Yapılacak Görevler:
**1.** Keçili Park yazısına göre Antalya Belediyesi, 2016 yılındaki 'Uluslararası Çiçek Açan Sokaklar' yarışmasında hangi unvanı kazanmıştır?
**2.** Keçili Park yazısını, son gösterilen cümlenin ardından aynı üslupla sürdürünüz.

Belge Alıntısı:
::::::::::

Keçili Park’ın keçileri yakılıyor

Geçen haftalarda yazdı; burada güzel bir park var ama adı çok garip; 'Keçili Park'

Halkımız; nasıl 'Karaalioğlu Parkı' yerine 'Karaoğlan Parkı' diyorsa; ismi olmayan bu parktaki keçileri görüp: 'Keçili Park' demeyi tercih etmiştir.

Çünkü söylenmesi ve hatırlanması kolay isimler bunlar!

Yıl:2016 'Uluslararası Çiçek Açan Sokaklar' yarışmasında Antalya Belediyesi 'Beş Çiçekli Altın Şehir' unvanını kazandı.

Hıdırlık Sokak, Mermerli Sokak ve Hesapçı Sokak ile eski Yanık Hastanenin yanındaki bakımsız parkta; peyzaj çalışmaları yapılarak 630 saksı içine değişik ağaçlar ve çiçekler dikilmişti.

ZAMAN GEÇİNCE

Yerli ve yabancı turistlerin bugün bile dikkatini çeken ve beğenilen bu güzellikler; zamanla unutuldu ya da 'boşveer' denilerek doğru dürüst bir bakımları yapılmadı.

Her gün başında gece gündüz iki zabıta memurun beklediği 'Keçili Park'taki' bu önlemlerden de vazgeçildi.

Saksıların sulanması; su israfına dönüştü. Dev saksılar sulanırken boşa giden sulara bir de patlayan hortumlardan akan sular eklendi.

Ağaçlar ve çiçekler 'baştan savma' budandı.

Geçenlerde yazdım; budama adı altında çiçeklerle dolu begonviller kökünden kesildi!

Şimdi yazıyorum; Hıdırlık Sokak'taki ağaç saksıların çoğu toplatılıp götürüldü!

Nedenini öğrenemedim!

KEÇİLER

Sel ve dere sularından topladığı ağaç dallarını bir sanat eserine dönüştüren Durul Bakan'ın yaptığı değişik hayvan figürlerinden üç tanesi buradaki parka konuldu. Ve çokta ilgi gördü. Herkes bu güzel heykellerin önünde 'hatıra fotoğrafı' çekiliyordu.

Ama bu işi abartanlar, çitin arkasındaki keçilerin üzerine de çıkmaya başlamışlardı!

VE BUGÜNLERDE

-Bu civarda gezinen birileri; devamlı olarak tuvaletlerin musluklarını çalmaya başladılar!

::::::::::

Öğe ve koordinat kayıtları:

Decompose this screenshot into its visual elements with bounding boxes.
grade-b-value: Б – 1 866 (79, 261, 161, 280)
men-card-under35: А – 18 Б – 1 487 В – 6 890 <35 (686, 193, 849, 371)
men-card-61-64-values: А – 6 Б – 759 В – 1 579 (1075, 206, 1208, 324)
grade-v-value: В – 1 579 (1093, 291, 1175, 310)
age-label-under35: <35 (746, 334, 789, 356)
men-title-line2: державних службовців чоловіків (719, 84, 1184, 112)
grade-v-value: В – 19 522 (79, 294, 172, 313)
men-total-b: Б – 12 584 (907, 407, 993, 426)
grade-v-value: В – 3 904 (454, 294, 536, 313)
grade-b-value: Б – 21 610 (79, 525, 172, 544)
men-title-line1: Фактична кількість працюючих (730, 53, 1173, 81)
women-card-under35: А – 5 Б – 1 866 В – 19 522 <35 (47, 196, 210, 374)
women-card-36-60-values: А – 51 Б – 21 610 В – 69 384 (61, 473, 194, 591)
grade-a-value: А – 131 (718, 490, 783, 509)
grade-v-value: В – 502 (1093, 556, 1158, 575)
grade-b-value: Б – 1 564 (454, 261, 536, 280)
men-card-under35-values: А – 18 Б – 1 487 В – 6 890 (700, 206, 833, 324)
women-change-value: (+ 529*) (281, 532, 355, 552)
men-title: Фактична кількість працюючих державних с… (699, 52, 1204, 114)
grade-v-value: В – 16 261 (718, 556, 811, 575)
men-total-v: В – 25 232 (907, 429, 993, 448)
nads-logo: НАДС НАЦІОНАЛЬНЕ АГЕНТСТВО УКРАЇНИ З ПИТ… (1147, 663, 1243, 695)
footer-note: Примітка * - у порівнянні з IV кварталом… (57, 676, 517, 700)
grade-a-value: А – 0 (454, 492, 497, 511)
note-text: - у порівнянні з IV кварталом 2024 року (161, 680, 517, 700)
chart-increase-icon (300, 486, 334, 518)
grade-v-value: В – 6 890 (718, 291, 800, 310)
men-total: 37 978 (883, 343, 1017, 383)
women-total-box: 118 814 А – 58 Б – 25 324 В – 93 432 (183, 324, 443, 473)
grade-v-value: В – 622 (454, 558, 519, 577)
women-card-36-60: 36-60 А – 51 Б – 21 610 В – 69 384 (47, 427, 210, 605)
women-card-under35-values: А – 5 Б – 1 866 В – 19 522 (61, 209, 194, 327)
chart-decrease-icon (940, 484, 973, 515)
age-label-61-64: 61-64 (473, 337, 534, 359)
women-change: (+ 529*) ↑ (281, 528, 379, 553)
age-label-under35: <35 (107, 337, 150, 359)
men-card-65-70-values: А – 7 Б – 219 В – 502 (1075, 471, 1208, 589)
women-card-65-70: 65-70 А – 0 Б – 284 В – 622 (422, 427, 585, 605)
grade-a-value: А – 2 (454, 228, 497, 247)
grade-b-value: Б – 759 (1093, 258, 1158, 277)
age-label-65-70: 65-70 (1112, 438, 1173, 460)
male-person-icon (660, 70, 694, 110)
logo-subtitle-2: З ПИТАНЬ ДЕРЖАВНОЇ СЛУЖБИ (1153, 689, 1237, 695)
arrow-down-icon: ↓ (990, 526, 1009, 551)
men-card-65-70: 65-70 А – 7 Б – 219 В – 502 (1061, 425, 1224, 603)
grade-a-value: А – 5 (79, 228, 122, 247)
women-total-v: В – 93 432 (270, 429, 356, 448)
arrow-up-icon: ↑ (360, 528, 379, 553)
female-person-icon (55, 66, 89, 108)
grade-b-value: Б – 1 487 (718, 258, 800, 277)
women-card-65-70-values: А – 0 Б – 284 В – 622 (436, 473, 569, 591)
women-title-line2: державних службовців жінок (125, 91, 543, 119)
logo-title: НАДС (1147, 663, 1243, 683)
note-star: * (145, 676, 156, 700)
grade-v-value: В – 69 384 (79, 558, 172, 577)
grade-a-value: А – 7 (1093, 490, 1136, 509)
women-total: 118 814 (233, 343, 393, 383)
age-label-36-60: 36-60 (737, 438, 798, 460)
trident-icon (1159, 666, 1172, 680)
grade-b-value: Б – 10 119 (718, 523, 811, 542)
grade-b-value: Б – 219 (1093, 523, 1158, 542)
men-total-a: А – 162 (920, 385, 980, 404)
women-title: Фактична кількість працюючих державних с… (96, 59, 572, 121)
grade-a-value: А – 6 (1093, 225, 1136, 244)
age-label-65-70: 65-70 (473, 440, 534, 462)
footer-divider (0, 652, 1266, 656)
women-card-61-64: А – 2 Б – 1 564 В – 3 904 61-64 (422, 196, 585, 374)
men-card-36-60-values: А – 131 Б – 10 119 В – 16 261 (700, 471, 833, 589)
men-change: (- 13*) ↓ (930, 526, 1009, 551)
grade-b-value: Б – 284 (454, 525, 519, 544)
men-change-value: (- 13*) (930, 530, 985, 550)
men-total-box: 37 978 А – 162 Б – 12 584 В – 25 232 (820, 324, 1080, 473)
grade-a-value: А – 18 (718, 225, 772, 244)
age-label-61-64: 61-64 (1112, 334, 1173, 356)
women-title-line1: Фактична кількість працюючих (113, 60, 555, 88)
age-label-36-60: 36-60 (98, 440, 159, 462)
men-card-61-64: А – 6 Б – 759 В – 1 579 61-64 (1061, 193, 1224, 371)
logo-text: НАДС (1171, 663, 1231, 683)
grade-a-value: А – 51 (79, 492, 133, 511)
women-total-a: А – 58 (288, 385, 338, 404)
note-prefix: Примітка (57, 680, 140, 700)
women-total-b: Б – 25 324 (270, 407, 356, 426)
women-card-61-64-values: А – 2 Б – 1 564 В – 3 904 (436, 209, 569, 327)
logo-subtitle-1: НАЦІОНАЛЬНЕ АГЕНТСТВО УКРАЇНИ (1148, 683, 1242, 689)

::::::::::

Alıştırma Yanıtları:
**1.** 'Beş Çiçekli Altın Şehir' unvanını kazanmıştır.

**2.**
-Buradaki o küçük mağaralarda define aradılar.

-Keçilerin bulunduğu parkta önce ağaç dallarını kırıp; 'yangın' tehlikesine rağmen 'ateş' yaktılar. Yerdeki sulama borularını erittiler.

-Ve geçen hafta içinde; elektrik kablolarını söküp çalmışlar.

-En son haber de; Bu ayarsız kimseler parktaki keçilerin üzerindeki ağaç dallarını kırıp; orada ateş yakıp ısınmışlar!

MOBESE GÖREMEZ Mİ?

Parkın içinde, girişinde ve hemen hemen her sokağın başında onlarca kameralar var ama bu olayların 'görmüyorlar' ya da 'boş veeer' mi diyorlar acaba?

Bunlar Kaleiçi'nin turizmini baltalarken; yaptıkları hırsızlıklarla ve ateşlerle çok ciddi tehlikeler de yaratmaktadırlar.

KİM SORUMLULUK ALACAK ACABA?

Muhtarlar mı?

Esnaf mı?

İkamet edenler mi?

Taksiciler mi?

Oralarda gezinen yerli ve yabancı turistler mi?

Kaleiçi'ndeki Dernekler mi?

Zabıta mı?

Polis mi?

Turizm Polisi mi?

Valilik mi?

Kaymakamlık mı?

Turizm acenteleri mi?

Otelciler, pansiyoncular mı?

Anıtlar Kurulu mu?

Müze mi?

Mimarlar mı?

•Kültür ve Turizm Bakanı veya Bakanlığı mı?

Belediyeler mi?

MOBESELER mi?

Ya da ben mi sorumluyum bütün bu olup bitenlerden; ben mi?

Kaleiçi'nde yaşananlara 'uzaktan bakmayı' tercih eden ve sorumluluk yüklenemeyen 'hepimiz' bu tür olaylardan sorumluyuz!

Ne zaman Kaleiçi'nde 'çok başlı bir idare' sistemi yerine; 'özerk' bir yönetim kurulup; tüm sorumlulukları yüklediğimiz zaman bu iş çözümlenir. Yoksa hani derler ya 'sittin sene' bu iş böyle uzayıp gider!

Gider ama Kaleiçi'ni kayıp edersek inanın 'bindiği dalı kesen adam' gibi 'turizm' ile ilgisi olan herkes de bu ağaçtan düşüp 'sakat' kalacaktır.

NAZIR HAMAMI

Bildiğimiz kadarıyla 'tarihi bir hamam' ama gelin bir de bugünden bakın; ne halde acaba?

'Yangın çıktı' diye okumuştum. Oradakilerin çoğunun bile haberi yok!

'Birkaç serseri içerde ateş yakmışlar' dedi oraları iyi bilen bir arkadaşımız.

Kapı açıktı; merakla içeriye girdim baktım!

Her yer pislik içinde ve harabe.

Geçen senelerde buranın restore edildiğini görmüştük.

Madem 'tarihi' bir yer neden; bu tarihi esere birileri görüp sahip çıkmıyorlar ki?

Neden?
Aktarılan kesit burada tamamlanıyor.